Problem to solve:
Render the listing below as a JSON array of strings, one string per line, leaving out any blank lines.

Exercise materials:
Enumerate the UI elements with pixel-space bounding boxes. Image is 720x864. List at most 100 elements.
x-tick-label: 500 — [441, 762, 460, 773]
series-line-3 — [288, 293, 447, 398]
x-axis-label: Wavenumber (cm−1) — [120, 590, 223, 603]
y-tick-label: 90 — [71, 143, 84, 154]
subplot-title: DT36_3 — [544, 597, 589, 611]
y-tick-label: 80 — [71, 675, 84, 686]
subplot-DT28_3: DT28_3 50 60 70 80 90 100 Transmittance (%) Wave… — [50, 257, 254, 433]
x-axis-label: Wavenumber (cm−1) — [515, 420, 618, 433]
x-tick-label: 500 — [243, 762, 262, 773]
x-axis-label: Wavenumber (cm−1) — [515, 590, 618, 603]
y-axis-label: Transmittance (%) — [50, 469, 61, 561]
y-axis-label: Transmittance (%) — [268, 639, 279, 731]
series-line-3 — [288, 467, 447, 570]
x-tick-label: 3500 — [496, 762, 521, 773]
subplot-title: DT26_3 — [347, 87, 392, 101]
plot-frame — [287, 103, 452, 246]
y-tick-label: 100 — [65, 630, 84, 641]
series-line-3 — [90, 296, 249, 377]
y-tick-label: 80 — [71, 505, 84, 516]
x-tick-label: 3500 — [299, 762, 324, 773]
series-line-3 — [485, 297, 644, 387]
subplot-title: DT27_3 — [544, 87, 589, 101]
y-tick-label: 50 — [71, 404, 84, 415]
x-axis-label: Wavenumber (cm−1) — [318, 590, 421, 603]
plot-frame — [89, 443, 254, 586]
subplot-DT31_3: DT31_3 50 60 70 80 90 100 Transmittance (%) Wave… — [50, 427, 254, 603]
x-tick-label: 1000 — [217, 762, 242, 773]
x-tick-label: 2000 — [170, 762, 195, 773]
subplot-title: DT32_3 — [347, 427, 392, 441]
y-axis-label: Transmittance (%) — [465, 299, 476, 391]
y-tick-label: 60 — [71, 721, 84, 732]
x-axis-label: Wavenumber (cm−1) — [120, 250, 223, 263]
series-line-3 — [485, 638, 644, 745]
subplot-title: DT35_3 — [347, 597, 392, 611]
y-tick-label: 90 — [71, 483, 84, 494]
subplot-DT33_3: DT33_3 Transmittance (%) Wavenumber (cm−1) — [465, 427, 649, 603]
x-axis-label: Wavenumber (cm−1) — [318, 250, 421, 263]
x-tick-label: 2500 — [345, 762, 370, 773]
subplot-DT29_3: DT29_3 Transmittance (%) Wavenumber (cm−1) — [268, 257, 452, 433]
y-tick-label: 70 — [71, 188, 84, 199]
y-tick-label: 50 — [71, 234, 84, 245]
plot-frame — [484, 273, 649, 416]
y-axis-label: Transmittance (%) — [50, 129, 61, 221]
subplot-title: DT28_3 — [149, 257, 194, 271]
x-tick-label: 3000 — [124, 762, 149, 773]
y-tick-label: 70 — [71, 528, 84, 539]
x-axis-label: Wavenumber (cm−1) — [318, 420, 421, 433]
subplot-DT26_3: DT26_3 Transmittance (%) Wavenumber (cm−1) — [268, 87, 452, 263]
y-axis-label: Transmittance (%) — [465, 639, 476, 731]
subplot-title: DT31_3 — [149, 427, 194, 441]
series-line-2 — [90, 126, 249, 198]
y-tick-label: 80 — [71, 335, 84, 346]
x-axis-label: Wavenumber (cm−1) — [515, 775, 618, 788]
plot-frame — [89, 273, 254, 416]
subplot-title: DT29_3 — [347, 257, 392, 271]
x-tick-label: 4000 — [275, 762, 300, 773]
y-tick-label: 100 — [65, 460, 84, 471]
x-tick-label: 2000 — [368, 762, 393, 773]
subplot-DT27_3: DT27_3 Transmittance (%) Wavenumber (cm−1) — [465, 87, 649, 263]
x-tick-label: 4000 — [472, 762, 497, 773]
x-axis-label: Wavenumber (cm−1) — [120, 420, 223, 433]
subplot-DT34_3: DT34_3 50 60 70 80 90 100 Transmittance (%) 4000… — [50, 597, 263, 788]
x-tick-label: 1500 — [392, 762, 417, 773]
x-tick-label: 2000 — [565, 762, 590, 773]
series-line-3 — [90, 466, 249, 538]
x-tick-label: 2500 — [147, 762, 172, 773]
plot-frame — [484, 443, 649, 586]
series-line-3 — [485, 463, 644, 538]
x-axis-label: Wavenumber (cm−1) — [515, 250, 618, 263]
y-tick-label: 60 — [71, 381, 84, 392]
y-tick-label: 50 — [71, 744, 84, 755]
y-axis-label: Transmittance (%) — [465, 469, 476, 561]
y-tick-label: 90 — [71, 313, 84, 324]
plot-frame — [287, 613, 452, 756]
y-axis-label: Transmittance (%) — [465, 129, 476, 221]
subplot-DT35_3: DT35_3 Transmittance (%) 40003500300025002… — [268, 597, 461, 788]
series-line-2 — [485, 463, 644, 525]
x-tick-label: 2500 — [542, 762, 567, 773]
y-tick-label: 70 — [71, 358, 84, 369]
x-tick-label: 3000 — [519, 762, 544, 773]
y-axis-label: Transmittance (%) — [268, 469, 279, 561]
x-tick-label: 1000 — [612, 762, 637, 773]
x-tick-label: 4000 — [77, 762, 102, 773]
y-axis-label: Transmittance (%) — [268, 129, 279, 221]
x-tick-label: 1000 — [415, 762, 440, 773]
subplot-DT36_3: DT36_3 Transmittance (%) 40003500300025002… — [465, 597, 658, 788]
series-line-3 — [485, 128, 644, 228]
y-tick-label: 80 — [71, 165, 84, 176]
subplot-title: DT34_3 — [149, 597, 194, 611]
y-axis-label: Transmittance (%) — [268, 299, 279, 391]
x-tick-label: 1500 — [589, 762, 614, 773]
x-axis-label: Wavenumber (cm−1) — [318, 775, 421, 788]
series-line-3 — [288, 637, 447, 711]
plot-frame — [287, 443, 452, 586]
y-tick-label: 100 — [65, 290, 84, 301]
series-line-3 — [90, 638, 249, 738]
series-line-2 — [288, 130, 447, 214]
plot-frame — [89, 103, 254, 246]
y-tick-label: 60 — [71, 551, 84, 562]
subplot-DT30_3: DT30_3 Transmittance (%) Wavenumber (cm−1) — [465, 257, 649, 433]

Task result:
[
  "Enumerate the UI elements with pixel-space bounding boxes. Image is 720x864. List at most 100 elements.",
  "x-tick-label: 500 — [441, 762, 460, 773]",
  "series-line-3 — [288, 293, 447, 398]",
  "x-axis-label: Wavenumber (cm−1) — [120, 590, 223, 603]",
  "y-tick-label: 90 — [71, 143, 84, 154]",
  "subplot-title: DT36_3 — [544, 597, 589, 611]",
  "y-tick-label: 80 — [71, 675, 84, 686]",
  "subplot-DT28_3: DT28_3 50 60 70 80 90 100 Transmittance (%) Wave… — [50, 257, 254, 433]",
  "x-axis-label: Wavenumber (cm−1) — [515, 420, 618, 433]",
  "x-tick-label: 500 — [243, 762, 262, 773]",
  "x-axis-label: Wavenumber (cm−1) — [515, 590, 618, 603]",
  "y-axis-label: Transmittance (%) — [50, 469, 61, 561]",
  "y-axis-label: Transmittance (%) — [268, 639, 279, 731]",
  "series-line-3 — [288, 467, 447, 570]",
  "x-tick-label: 3500 — [496, 762, 521, 773]",
  "subplot-title: DT26_3 — [347, 87, 392, 101]",
  "plot-frame — [287, 103, 452, 246]",
  "y-tick-label: 100 — [65, 630, 84, 641]",
  "series-line-3 — [90, 296, 249, 377]",
  "y-tick-label: 80 — [71, 505, 84, 516]",
  "x-tick-label: 3500 — [299, 762, 324, 773]",
  "series-line-3 — [485, 297, 644, 387]",
  "subplot-title: DT27_3 — [544, 87, 589, 101]",
  "y-tick-label: 50 — [71, 404, 84, 415]",
  "x-axis-label: Wavenumber (cm−1) — [318, 590, 421, 603]",
  "plot-frame — [89, 443, 254, 586]",
  "subplot-DT31_3: DT31_3 50 60 70 80 90 100 Transmittance (%) Wave… — [50, 427, 254, 603]",
  "x-tick-label: 1000 — [217, 762, 242, 773]",
  "x-tick-label: 2000 — [170, 762, 195, 773]",
  "subplot-title: DT32_3 — [347, 427, 392, 441]",
  "y-axis-label: Transmittance (%) — [465, 299, 476, 391]",
  "y-tick-label: 60 — [71, 721, 84, 732]",
  "x-axis-label: Wavenumber (cm−1) — [120, 250, 223, 263]",
  "series-line-3 — [485, 638, 644, 745]",
  "subplot-title: DT35_3 — [347, 597, 392, 611]",
  "y-tick-label: 90 — [71, 483, 84, 494]",
  "subplot-DT33_3: DT33_3 Transmittance (%) Wavenumber (cm−1) — [465, 427, 649, 603]",
  "x-axis-label: Wavenumber (cm−1) — [318, 250, 421, 263]",
  "x-tick-label: 2500 — [345, 762, 370, 773]",
  "subplot-DT29_3: DT29_3 Transmittance (%) Wavenumber (cm−1) — [268, 257, 452, 433]",
  "y-tick-label: 70 — [71, 188, 84, 199]",
  "y-tick-label: 50 — [71, 234, 84, 245]",
  "plot-frame — [484, 273, 649, 416]",
  "y-axis-label: Transmittance (%) — [50, 129, 61, 221]",
  "subplot-title: DT28_3 — [149, 257, 194, 271]",
  "x-tick-label: 3000 — [124, 762, 149, 773]",
  "y-tick-label: 70 — [71, 528, 84, 539]",
  "x-axis-label: Wavenumber (cm−1) — [318, 420, 421, 433]",
  "subplot-DT26_3: DT26_3 Transmittance (%) Wavenumber (cm−1) — [268, 87, 452, 263]",
  "y-axis-label: Transmittance (%) — [465, 639, 476, 731]",
  "subplot-title: DT31_3 — [149, 427, 194, 441]",
  "series-line-2 — [90, 126, 249, 198]",
  "y-tick-label: 80 — [71, 335, 84, 346]",
  "x-axis-label: Wavenumber (cm−1) — [515, 775, 618, 788]",
  "plot-frame — [89, 273, 254, 416]",
  "subplot-title: DT29_3 — [347, 257, 392, 271]",
  "x-tick-label: 4000 — [275, 762, 300, 773]",
  "y-tick-label: 100 — [65, 460, 84, 471]",
  "x-tick-label: 2000 — [368, 762, 393, 773]",
  "subplot-DT27_3: DT27_3 Transmittance (%) Wavenumber (cm−1) — [465, 87, 649, 263]",
  "x-tick-label: 4000 — [472, 762, 497, 773]",
  "x-axis-label: Wavenumber (cm−1) — [120, 420, 223, 433]",
  "subplot-DT34_3: DT34_3 50 60 70 80 90 100 Transmittance (%) 4000… — [50, 597, 263, 788]",
  "x-tick-label: 1500 — [392, 762, 417, 773]",
  "x-tick-label: 2000 — [565, 762, 590, 773]",
  "series-line-3 — [90, 466, 249, 538]",
  "x-tick-label: 2500 — [147, 762, 172, 773]",
  "plot-frame — [484, 443, 649, 586]",
  "series-line-3 — [485, 463, 644, 538]",
  "x-axis-label: Wavenumber (cm−1) — [515, 250, 618, 263]",
  "y-tick-label: 60 — [71, 381, 84, 392]",
  "y-tick-label: 50 — [71, 744, 84, 755]",
  "y-axis-label: Transmittance (%) — [465, 469, 476, 561]",
  "y-tick-label: 90 — [71, 313, 84, 324]",
  "plot-frame — [287, 613, 452, 756]",
  "y-axis-label: Transmittance (%) — [465, 129, 476, 221]",
  "subplot-DT35_3: DT35_3 Transmittance (%) 40003500300025002… — [268, 597, 461, 788]",
  "series-line-2 — [485, 463, 644, 525]",
  "x-tick-label: 2500 — [542, 762, 567, 773]",
  "y-tick-label: 70 — [71, 358, 84, 369]",
  "x-tick-label: 3000 — [519, 762, 544, 773]",
  "y-axis-label: Transmittance (%) — [268, 469, 279, 561]",
  "x-tick-label: 1000 — [612, 762, 637, 773]",
  "x-tick-label: 4000 — [77, 762, 102, 773]",
  "y-axis-label: Transmittance (%) — [268, 129, 279, 221]",
  "x-tick-label: 1000 — [415, 762, 440, 773]",
  "subplot-DT36_3: DT36_3 Transmittance (%) 40003500300025002… — [465, 597, 658, 788]",
  "series-line-3 — [485, 128, 644, 228]",
  "y-tick-label: 80 — [71, 165, 84, 176]",
  "subplot-title: DT34_3 — [149, 597, 194, 611]",
  "y-axis-label: Transmittance (%) — [268, 299, 279, 391]",
  "x-tick-label: 1500 — [589, 762, 614, 773]",
  "x-axis-label: Wavenumber (cm−1) — [318, 775, 421, 788]",
  "series-line-3 — [288, 637, 447, 711]",
  "plot-frame — [287, 443, 452, 586]",
  "y-tick-label: 100 — [65, 290, 84, 301]",
  "series-line-3 — [90, 638, 249, 738]",
  "series-line-2 — [288, 130, 447, 214]",
  "plot-frame — [89, 103, 254, 246]",
  "y-tick-label: 60 — [71, 551, 84, 562]",
  "subplot-DT30_3: DT30_3 Transmittance (%) Wavenumber (cm−1) — [465, 257, 649, 433]"
]